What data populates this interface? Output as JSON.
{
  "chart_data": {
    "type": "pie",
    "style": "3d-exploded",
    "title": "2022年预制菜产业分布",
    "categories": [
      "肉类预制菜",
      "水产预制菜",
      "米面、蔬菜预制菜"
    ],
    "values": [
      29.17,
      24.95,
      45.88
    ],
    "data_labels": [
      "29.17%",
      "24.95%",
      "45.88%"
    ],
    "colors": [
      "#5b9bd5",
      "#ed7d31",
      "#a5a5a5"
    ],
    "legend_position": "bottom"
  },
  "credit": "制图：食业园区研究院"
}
----
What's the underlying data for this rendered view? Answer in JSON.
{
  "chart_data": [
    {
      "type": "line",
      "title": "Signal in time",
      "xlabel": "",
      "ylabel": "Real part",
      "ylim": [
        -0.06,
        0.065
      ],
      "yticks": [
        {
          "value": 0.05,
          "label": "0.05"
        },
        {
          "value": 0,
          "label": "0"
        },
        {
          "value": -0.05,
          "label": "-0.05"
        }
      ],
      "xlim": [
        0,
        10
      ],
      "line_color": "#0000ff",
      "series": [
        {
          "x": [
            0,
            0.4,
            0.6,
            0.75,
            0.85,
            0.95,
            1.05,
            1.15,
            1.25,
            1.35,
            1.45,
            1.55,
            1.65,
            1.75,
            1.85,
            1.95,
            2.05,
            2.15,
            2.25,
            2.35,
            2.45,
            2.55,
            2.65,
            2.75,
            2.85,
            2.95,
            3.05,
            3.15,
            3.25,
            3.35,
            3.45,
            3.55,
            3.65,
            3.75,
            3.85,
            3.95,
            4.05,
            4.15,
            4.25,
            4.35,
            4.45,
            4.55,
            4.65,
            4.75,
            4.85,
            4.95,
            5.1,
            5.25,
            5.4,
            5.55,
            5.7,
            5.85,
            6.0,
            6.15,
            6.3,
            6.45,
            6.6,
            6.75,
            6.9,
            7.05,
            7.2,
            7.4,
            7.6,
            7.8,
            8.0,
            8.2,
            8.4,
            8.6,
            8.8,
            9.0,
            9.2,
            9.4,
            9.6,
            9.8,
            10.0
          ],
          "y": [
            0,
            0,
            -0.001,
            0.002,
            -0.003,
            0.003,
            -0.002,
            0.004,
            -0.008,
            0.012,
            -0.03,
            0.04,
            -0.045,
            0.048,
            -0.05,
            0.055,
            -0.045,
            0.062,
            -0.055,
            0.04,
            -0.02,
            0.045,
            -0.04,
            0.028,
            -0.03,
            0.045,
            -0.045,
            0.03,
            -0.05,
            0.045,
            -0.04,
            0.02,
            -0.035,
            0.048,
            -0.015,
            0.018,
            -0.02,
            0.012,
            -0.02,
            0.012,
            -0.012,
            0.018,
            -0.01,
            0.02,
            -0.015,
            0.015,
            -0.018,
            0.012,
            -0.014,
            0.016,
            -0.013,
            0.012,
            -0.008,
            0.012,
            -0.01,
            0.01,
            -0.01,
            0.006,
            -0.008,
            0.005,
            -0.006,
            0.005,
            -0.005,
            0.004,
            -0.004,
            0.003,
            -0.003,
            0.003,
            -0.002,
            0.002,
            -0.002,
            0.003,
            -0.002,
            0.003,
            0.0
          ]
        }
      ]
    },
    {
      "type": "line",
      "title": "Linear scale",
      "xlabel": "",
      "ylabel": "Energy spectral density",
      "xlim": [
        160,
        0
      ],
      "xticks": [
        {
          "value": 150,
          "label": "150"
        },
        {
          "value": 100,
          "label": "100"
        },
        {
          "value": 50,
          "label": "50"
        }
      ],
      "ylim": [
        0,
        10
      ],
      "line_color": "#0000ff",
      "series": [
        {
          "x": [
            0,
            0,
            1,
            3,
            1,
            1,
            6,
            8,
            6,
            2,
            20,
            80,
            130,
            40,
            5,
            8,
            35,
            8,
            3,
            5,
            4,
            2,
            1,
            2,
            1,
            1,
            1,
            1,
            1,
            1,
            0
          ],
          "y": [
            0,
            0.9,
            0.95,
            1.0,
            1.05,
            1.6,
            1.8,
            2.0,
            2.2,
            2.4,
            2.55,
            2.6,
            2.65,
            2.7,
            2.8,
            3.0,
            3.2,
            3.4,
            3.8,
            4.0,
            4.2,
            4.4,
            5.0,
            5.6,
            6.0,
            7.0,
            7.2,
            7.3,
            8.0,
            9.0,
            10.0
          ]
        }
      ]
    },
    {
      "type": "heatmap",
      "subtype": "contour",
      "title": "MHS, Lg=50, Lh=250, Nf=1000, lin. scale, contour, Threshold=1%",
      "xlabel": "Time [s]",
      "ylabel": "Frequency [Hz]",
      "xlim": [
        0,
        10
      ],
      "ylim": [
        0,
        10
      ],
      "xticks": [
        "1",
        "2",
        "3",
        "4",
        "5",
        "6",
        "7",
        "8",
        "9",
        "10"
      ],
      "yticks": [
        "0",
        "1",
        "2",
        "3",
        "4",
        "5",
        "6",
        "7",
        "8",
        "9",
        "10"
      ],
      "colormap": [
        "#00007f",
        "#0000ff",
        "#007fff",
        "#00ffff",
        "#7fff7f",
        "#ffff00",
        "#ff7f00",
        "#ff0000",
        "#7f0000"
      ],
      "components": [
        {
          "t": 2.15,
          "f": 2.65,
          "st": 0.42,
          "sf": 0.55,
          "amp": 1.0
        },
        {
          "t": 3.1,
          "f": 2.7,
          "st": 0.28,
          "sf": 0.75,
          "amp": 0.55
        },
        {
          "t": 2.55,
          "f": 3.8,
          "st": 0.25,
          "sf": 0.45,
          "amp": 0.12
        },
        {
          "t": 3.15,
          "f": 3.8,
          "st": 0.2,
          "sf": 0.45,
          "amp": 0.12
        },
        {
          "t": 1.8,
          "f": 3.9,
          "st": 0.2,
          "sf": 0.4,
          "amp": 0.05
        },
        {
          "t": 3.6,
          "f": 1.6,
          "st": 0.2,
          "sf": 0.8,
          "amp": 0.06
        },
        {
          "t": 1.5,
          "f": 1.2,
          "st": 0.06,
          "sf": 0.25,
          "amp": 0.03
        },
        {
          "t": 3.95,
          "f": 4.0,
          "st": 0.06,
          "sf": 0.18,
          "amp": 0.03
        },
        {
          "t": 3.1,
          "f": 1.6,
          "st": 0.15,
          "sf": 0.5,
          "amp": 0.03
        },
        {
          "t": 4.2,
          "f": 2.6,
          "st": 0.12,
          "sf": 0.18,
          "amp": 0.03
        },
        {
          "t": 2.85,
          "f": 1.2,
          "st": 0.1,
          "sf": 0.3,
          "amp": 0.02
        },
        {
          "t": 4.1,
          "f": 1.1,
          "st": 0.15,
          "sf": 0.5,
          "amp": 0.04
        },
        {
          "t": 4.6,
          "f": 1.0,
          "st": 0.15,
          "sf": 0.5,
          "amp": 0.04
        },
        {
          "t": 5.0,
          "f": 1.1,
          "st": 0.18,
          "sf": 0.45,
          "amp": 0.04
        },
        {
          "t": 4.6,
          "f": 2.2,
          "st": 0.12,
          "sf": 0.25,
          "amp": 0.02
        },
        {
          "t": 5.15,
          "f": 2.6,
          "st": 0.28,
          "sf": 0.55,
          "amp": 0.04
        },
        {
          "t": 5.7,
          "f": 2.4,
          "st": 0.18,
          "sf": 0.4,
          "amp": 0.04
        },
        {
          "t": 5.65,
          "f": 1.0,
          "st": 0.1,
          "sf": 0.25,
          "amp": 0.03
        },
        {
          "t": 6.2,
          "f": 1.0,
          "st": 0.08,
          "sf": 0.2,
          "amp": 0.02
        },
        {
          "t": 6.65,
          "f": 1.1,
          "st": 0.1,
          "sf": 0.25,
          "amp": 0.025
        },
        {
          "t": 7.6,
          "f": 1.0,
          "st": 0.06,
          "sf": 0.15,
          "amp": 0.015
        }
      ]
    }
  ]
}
----
■ **GOAL**: Reproduce each line of the entries in which the word "this" is found.

■ **TASK ANSWER**:
What data populates this interface? Output as JSON.
What's the underlying data for this rendered view? Answer in JSON.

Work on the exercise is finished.